▶ EXERCISE REQUIREMENTS:
Below is a block of records: output all of them exactly and leave out the pictures.

▶ Dataset excerpts:
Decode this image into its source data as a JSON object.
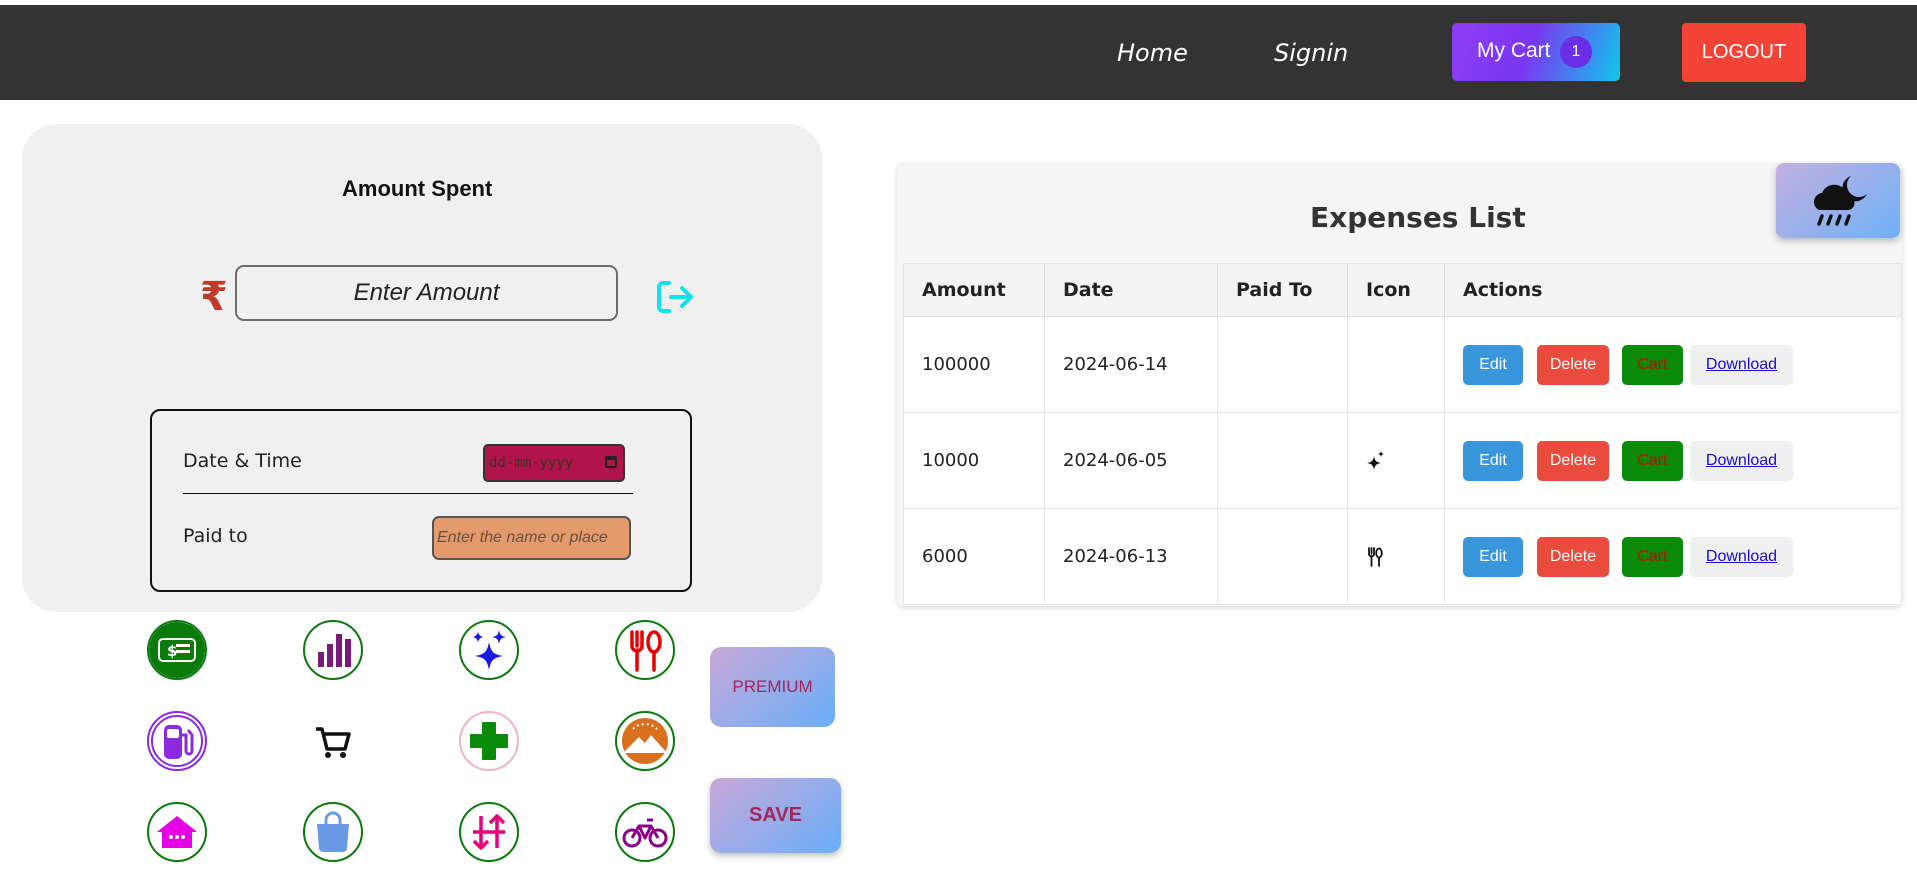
{
  "nav": {
    "home": "Home",
    "signin": "Signin",
    "cart_label": "My Cart",
    "cart_count": "1",
    "logout": "LOGOUT"
  },
  "amount_card": {
    "title": "Amount Spent",
    "currency_symbol": "₹",
    "amount_placeholder": "Enter Amount",
    "date_label": "Date & Time",
    "date_placeholder": "dd-mm-yyyy",
    "paidto_label": "Paid to",
    "paidto_placeholder": "Enter the name or place"
  },
  "categories": [
    {
      "icon": "money-icon",
      "color": "#0a7a0a"
    },
    {
      "icon": "bar-chart-icon",
      "color": "#7a1a7a"
    },
    {
      "icon": "sparkles-icon",
      "color": "#1a1ae6"
    },
    {
      "icon": "restaurant-icon",
      "color": "#e60000"
    },
    {
      "icon": "fuel-icon",
      "color": "#8a2be2"
    },
    {
      "icon": "shopping-cart-icon",
      "color": "#111111"
    },
    {
      "icon": "medical-cross-icon",
      "color": "#0a8a0a"
    },
    {
      "icon": "mountain-icon",
      "color": "#d8701e"
    },
    {
      "icon": "house-icon",
      "color": "#e600e6"
    },
    {
      "icon": "shopping-bag-icon",
      "color": "#6a9ae6"
    },
    {
      "icon": "transfer-arrows-icon",
      "color": "#e6007a"
    },
    {
      "icon": "bicycle-icon",
      "color": "#8a008a"
    }
  ],
  "buttons": {
    "premium": "PREMIUM",
    "save": "SAVE"
  },
  "expenses": {
    "title": "Expenses List",
    "headers": [
      "Amount",
      "Date",
      "Paid To",
      "Icon",
      "Actions"
    ],
    "rows": [
      {
        "amount": "100000",
        "date": "2024-06-14",
        "paid_to": "",
        "icon": ""
      },
      {
        "amount": "10000",
        "date": "2024-06-05",
        "paid_to": "",
        "icon": "sparkles-icon"
      },
      {
        "amount": "6000",
        "date": "2024-06-13",
        "paid_to": "",
        "icon": "restaurant-icon"
      }
    ],
    "actions": {
      "edit": "Edit",
      "delete": "Delete",
      "cart": "Cart",
      "download": "Download"
    }
  },
  "theme_toggle_icon": "weather-night-rain-icon"
}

▶ WRITTEN ANSWER:
Decode this image into its source data as a JSON object.
{
  "nav": {
    "home": "Home",
    "signin": "Signin",
    "cart_label": "My Cart",
    "cart_count": "1",
    "logout": "LOGOUT"
  },
  "amount_card": {
    "title": "Amount Spent",
    "currency_symbol": "₹",
    "amount_placeholder": "Enter Amount",
    "date_label": "Date & Time",
    "date_placeholder": "dd-mm-yyyy",
    "paidto_label": "Paid to",
    "paidto_placeholder": "Enter the name or place"
  },
  "categories": [
    {
      "icon": "money-icon",
      "color": "#0a7a0a"
    },
    {
      "icon": "bar-chart-icon",
      "color": "#7a1a7a"
    },
    {
      "icon": "sparkles-icon",
      "color": "#1a1ae6"
    },
    {
      "icon": "restaurant-icon",
      "color": "#e60000"
    },
    {
      "icon": "fuel-icon",
      "color": "#8a2be2"
    },
    {
      "icon": "shopping-cart-icon",
      "color": "#111111"
    },
    {
      "icon": "medical-cross-icon",
      "color": "#0a8a0a"
    },
    {
      "icon": "mountain-icon",
      "color": "#d8701e"
    },
    {
      "icon": "house-icon",
      "color": "#e600e6"
    },
    {
      "icon": "shopping-bag-icon",
      "color": "#6a9ae6"
    },
    {
      "icon": "transfer-arrows-icon",
      "color": "#e6007a"
    },
    {
      "icon": "bicycle-icon",
      "color": "#8a008a"
    }
  ],
  "buttons": {
    "premium": "PREMIUM",
    "save": "SAVE"
  },
  "expenses": {
    "title": "Expenses List",
    "headers": [
      "Amount",
      "Date",
      "Paid To",
      "Icon",
      "Actions"
    ],
    "rows": [
      {
        "amount": "100000",
        "date": "2024-06-14",
        "paid_to": "",
        "icon": ""
      },
      {
        "amount": "10000",
        "date": "2024-06-05",
        "paid_to": "",
        "icon": "sparkles-icon"
      },
      {
        "amount": "6000",
        "date": "2024-06-13",
        "paid_to": "",
        "icon": "restaurant-icon"
      }
    ],
    "actions": {
      "edit": "Edit",
      "delete": "Delete",
      "cart": "Cart",
      "download": "Download"
    }
  },
  "theme_toggle_icon": "weather-night-rain-icon"
}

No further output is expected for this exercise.